◆ What to work on
In how many lines of the data does the word "JSON" appear? Give the number by itself.
##### Listed records
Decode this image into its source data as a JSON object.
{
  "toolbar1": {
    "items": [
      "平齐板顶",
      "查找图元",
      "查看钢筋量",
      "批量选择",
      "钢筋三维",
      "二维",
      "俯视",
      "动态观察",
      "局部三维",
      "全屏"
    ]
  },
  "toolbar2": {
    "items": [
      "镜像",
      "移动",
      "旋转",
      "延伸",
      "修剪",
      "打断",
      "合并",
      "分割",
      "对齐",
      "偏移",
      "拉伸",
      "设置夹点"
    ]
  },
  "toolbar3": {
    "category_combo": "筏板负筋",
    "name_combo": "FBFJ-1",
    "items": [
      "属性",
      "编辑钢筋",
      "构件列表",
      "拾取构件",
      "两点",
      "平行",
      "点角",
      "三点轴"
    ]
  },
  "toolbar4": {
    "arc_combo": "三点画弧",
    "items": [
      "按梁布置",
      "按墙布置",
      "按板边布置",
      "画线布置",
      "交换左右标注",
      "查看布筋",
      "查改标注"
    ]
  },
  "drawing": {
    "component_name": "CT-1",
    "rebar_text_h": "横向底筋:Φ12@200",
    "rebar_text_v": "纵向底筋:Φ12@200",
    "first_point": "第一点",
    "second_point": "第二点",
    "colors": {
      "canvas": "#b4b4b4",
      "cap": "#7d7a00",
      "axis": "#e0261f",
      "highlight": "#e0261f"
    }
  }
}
##########
##### Listed records
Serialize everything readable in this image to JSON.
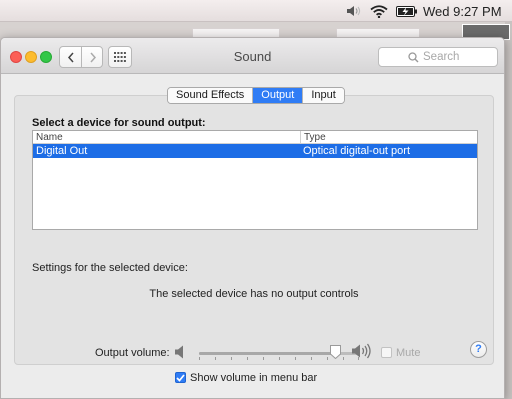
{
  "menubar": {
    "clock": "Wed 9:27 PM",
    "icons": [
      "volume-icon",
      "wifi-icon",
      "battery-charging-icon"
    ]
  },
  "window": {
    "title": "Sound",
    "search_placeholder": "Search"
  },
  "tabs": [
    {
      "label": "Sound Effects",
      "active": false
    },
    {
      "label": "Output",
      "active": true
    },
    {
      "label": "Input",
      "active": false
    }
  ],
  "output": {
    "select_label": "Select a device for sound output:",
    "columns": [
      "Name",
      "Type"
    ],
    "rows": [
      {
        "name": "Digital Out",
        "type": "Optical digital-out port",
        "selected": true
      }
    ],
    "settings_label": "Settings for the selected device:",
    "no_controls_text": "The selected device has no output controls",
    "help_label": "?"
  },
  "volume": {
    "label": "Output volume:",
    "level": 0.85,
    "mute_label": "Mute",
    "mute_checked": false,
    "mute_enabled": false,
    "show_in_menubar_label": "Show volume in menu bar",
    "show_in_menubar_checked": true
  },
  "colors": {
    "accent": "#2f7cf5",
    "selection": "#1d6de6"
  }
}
##########
◆ Reply
2